Data section
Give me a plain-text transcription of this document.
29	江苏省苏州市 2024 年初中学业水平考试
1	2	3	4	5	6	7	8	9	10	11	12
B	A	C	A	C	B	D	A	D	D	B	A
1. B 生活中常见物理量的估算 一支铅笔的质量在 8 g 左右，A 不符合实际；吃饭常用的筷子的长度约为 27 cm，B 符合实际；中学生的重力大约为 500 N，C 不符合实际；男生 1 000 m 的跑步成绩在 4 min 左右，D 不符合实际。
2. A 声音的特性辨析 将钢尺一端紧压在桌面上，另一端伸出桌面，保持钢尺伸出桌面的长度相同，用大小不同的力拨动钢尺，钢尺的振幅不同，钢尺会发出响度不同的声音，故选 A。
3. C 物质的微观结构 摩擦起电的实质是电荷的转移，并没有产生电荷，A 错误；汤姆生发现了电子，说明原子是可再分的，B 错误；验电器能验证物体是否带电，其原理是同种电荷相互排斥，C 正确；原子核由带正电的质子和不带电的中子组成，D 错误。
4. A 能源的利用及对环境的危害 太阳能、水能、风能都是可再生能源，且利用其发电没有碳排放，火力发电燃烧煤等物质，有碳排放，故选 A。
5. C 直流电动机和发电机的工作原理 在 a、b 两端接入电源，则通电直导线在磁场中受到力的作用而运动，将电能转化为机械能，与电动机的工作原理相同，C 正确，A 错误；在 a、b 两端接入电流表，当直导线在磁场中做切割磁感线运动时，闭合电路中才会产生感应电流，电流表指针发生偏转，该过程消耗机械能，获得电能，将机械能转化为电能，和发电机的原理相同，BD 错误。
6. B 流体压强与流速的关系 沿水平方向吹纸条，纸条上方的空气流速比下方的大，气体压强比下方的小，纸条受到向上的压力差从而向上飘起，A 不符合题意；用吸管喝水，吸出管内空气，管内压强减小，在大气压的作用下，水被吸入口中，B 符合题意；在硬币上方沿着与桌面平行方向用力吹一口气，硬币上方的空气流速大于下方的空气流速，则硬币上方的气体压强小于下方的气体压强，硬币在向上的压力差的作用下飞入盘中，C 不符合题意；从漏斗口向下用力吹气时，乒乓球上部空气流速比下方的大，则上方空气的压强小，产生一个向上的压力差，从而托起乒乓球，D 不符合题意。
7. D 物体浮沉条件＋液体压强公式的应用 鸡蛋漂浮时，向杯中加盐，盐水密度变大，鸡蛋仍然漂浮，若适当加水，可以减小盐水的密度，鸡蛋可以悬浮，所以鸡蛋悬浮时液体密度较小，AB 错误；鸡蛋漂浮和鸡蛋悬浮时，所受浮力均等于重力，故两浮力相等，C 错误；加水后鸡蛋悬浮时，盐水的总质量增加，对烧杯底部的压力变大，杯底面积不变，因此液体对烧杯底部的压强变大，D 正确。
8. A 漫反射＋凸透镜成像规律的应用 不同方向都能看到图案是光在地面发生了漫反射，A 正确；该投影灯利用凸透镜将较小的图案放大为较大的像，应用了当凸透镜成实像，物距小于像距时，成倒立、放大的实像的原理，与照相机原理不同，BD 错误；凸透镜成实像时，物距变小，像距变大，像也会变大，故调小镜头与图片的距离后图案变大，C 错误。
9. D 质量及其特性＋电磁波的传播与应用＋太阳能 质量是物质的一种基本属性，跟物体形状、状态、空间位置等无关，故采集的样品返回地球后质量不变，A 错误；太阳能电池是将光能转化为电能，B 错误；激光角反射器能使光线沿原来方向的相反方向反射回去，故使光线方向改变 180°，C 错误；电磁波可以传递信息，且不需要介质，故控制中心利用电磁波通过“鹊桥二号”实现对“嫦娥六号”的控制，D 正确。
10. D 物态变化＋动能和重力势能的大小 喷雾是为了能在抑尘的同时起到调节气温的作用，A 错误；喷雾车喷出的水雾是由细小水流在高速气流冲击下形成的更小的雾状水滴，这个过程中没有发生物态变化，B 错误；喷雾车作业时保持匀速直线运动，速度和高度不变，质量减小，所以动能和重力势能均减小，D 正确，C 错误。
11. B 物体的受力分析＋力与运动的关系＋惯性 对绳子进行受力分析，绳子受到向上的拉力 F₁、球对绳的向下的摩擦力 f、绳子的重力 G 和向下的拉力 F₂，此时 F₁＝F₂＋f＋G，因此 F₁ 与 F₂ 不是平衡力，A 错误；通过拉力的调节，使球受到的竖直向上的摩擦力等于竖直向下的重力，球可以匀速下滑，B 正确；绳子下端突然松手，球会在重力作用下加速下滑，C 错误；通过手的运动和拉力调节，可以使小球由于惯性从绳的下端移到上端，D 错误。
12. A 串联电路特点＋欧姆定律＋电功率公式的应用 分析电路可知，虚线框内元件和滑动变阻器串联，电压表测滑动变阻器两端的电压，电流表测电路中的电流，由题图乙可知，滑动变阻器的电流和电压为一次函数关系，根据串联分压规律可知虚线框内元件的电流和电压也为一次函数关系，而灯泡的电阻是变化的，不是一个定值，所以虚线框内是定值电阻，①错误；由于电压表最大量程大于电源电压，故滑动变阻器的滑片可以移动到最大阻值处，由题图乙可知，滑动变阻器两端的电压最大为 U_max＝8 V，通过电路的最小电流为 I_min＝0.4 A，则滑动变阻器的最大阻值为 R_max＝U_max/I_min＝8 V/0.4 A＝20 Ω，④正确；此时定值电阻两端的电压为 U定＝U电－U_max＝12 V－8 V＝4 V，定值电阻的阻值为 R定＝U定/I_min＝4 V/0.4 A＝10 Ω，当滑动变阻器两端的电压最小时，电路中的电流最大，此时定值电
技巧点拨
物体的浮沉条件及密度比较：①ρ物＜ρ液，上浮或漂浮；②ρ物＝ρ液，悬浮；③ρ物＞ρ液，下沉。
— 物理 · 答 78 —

Your task
Print the records above exactly as they appear.

Solution for this exercise
Give me a plain-text transcription of this document.
29	江苏省苏州市 2024 年初中学业水平考试
1	2	3	4	5	6	7	8	9	10	11	12
B	A	C	A	C	B	D	A	D	D	B	A
1. B 生活中常见物理量的估算 一支铅笔的质量在 8 g 左右，A 不符合实际；吃饭常用的筷子的长度约为 27 cm，B 符合实际；中学生的重力大约为 500 N，C 不符合实际；男生 1 000 m 的跑步成绩在 4 min 左右，D 不符合实际。
2. A 声音的特性辨析 将钢尺一端紧压在桌面上，另一端伸出桌面，保持钢尺伸出桌面的长度相同，用大小不同的力拨动钢尺，钢尺的振幅不同，钢尺会发出响度不同的声音，故选 A。
3. C 物质的微观结构 摩擦起电的实质是电荷的转移，并没有产生电荷，A 错误；汤姆生发现了电子，说明原子是可再分的，B 错误；验电器能验证物体是否带电，其原理是同种电荷相互排斥，C 正确；原子核由带正电的质子和不带电的中子组成，D 错误。
4. A 能源的利用及对环境的危害 太阳能、水能、风能都是可再生能源，且利用其发电没有碳排放，火力发电燃烧煤等物质，有碳排放，故选 A。
5. C 直流电动机和发电机的工作原理 在 a、b 两端接入电源，则通电直导线在磁场中受到力的作用而运动，将电能转化为机械能，与电动机的工作原理相同，C 正确，A 错误；在 a、b 两端接入电流表，当直导线在磁场中做切割磁感线运动时，闭合电路中才会产生感应电流，电流表指针发生偏转，该过程消耗机械能，获得电能，将机械能转化为电能，和发电机的原理相同，BD 错误。
6. B 流体压强与流速的关系 沿水平方向吹纸条，纸条上方的空气流速比下方的大，气体压强比下方的小，纸条受到向上的压力差从而向上飘起，A 不符合题意；用吸管喝水，吸出管内空气，管内压强减小，在大气压的作用下，水被吸入口中，B 符合题意；在硬币上方沿着与桌面平行方向用力吹一口气，硬币上方的空气流速大于下方的空气流速，则硬币上方的气体压强小于下方的气体压强，硬币在向上的压力差的作用下飞入盘中，C 不符合题意；从漏斗口向下用力吹气时，乒乓球上部空气流速比下方的大，则上方空气的压强小，产生一个向上的压力差，从而托起乒乓球，D 不符合题意。
7. D 物体浮沉条件＋液体压强公式的应用 鸡蛋漂浮时，向杯中加盐，盐水密度变大，鸡蛋仍然漂浮，若适当加水，可以减小盐水的密度，鸡蛋可以悬浮，所以鸡蛋悬浮时液体密度较小，AB 错误；鸡蛋漂浮和鸡蛋悬浮时，所受浮力均等于重力，故两浮力相等，C 错误；加水后鸡蛋悬浮时，盐水的总质量增加，对烧杯底部的压力变大，杯底面积不变，因此液体对烧杯底部的压强变大，D 正确。
8. A 漫反射＋凸透镜成像规律的应用 不同方向都能看到图案是光在地面发生了漫反射，A 正确；该投影灯利用凸透镜将较小的图案放大为较大的像，应用了当凸透镜成实像，物距小于像距时，成倒立、放大的实像的原理，与照相机原理不同，BD 错误；凸透镜成实像时，物距变小，像距变大，像也会变大，故调小镜头与图片的距离后图案变大，C 错误。
9. D 质量及其特性＋电磁波的传播与应用＋太阳能 质量是物质的一种基本属性，跟物体形状、状态、空间位置等无关，故采集的样品返回地球后质量不变，A 错误；太阳能电池是将光能转化为电能，B 错误；激光角反射器能使光线沿原来方向的相反方向反射回去，故使光线方向改变 180°，C 错误；电磁波可以传递信息，且不需要介质，故控制中心利用电磁波通过“鹊桥二号”实现对“嫦娥六号”的控制，D 正确。
10. D 物态变化＋动能和重力势能的大小 喷雾是为了能在抑尘的同时起到调节气温的作用，A 错误；喷雾车喷出的水雾是由细小水流在高速气流冲击下形成的更小的雾状水滴，这个过程中没有发生物态变化，B 错误；喷雾车作业时保持匀速直线运动，速度和高度不变，质量减小，所以动能和重力势能均减小，D 正确，C 错误。
11. B 物体的受力分析＋力与运动的关系＋惯性 对绳子进行受力分析，绳子受到向上的拉力 F₁、球对绳的向下的摩擦力 f、绳子的重力 G 和向下的拉力 F₂，此时 F₁＝F₂＋f＋G，因此 F₁ 与 F₂ 不是平衡力，A 错误；通过拉力的调节，使球受到的竖直向上的摩擦力等于竖直向下的重力，球可以匀速下滑，B 正确；绳子下端突然松手，球会在重力作用下加速下滑，C 错误；通过手的运动和拉力调节，可以使小球由于惯性从绳的下端移到上端，D 错误。
12. A 串联电路特点＋欧姆定律＋电功率公式的应用 分析电路可知，虚线框内元件和滑动变阻器串联，电压表测滑动变阻器两端的电压，电流表测电路中的电流，由题图乙可知，滑动变阻器的电流和电压为一次函数关系，根据串联分压规律可知虚线框内元件的电流和电压也为一次函数关系，而灯泡的电阻是变化的，不是一个定值，所以虚线框内是定值电阻，①错误；由于电压表最大量程大于电源电压，故滑动变阻器的滑片可以移动到最大阻值处，由题图乙可知，滑动变阻器两端的电压最大为 U_max＝8 V，通过电路的最小电流为 I_min＝0.4 A，则滑动变阻器的最大阻值为 R_max＝U_max/I_min＝8 V/0.4 A＝20 Ω，④正确；此时定值电阻两端的电压为 U定＝U电－U_max＝12 V－8 V＝4 V，定值电阻的阻值为 R定＝U定/I_min＝4 V/0.4 A＝10 Ω，当滑动变阻器两端的电压最小时，电路中的电流最大，此时定值电
技巧点拨
物体的浮沉条件及密度比较：①ρ物＜ρ液，上浮或漂浮；②ρ物＝ρ液，悬浮；③ρ物＞ρ液，下沉。
— 物理 · 答 78 —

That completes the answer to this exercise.